**Stored data**

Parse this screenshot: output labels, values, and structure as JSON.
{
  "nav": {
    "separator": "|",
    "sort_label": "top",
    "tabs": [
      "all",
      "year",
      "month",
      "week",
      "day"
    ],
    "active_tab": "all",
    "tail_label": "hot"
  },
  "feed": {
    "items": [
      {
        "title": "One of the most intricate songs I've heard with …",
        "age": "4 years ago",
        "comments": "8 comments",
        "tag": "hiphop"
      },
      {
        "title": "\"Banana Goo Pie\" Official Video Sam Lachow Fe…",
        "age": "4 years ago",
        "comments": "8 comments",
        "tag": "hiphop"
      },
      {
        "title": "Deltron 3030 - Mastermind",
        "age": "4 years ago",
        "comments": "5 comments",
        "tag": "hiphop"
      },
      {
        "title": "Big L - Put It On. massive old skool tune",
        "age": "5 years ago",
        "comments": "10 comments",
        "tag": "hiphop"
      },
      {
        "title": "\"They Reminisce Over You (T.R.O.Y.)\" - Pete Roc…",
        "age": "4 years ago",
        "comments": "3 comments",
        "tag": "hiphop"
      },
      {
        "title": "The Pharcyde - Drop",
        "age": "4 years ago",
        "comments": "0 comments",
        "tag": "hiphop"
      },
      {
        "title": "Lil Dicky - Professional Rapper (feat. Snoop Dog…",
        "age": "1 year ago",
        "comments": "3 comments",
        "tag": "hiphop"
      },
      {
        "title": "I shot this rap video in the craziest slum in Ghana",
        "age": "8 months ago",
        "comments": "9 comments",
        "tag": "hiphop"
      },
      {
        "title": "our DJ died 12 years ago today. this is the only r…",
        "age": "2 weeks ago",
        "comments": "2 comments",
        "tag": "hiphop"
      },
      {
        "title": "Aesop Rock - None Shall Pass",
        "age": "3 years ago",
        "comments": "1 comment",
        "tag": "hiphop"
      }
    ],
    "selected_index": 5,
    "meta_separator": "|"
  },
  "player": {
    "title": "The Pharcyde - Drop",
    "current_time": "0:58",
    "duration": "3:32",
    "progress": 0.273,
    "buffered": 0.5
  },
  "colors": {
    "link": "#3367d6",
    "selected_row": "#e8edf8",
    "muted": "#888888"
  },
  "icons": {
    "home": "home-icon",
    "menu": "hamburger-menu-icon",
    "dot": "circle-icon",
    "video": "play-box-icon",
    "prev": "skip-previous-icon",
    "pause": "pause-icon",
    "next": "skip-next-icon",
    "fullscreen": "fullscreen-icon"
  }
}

...

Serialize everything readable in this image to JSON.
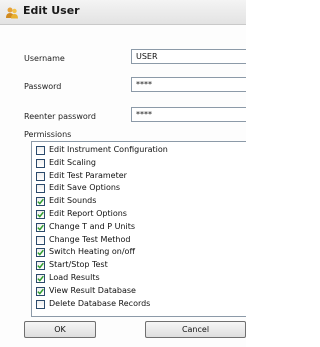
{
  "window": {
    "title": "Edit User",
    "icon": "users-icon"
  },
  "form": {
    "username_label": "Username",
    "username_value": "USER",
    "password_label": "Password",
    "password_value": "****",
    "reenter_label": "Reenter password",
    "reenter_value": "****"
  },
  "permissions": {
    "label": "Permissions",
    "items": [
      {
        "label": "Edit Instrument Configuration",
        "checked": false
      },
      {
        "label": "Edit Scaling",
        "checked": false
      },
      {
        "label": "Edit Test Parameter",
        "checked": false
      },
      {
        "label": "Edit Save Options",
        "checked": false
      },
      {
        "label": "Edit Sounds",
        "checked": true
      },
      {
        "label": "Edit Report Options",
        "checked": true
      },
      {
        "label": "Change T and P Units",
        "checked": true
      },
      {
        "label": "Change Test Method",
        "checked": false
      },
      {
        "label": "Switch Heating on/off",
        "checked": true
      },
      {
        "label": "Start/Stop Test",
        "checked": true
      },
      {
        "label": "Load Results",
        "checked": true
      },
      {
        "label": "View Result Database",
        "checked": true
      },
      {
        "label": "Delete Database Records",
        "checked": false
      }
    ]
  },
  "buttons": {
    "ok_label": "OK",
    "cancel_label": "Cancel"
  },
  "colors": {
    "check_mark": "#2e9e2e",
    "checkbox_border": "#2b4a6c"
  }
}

**EXERCISE GOAL**
Pull out every line above that holds the word "title".

**COMPLETE ANSWER**
        "title": "One of the most intricate songs I've heard with …",
        "title": "\"Banana Goo Pie\" Official Video Sam Lachow Fe…",
        "title": "Deltron 3030 - Mastermind",
        "title": "Big L - Put It On. massive old skool tune",
        "title": "\"They Reminisce Over You (T.R.O.Y.)\" - Pete Roc…",
        "title": "The Pharcyde - Drop",
        "title": "Lil Dicky - Professional Rapper (feat. Snoop Dog…",
        "title": "I shot this rap video in the craziest slum in Ghana",
        "title": "our DJ died 12 years ago today. this is the only r…",
        "title": "Aesop Rock - None Shall Pass",
    "title": "The Pharcyde - Drop",
    "title": "Edit User",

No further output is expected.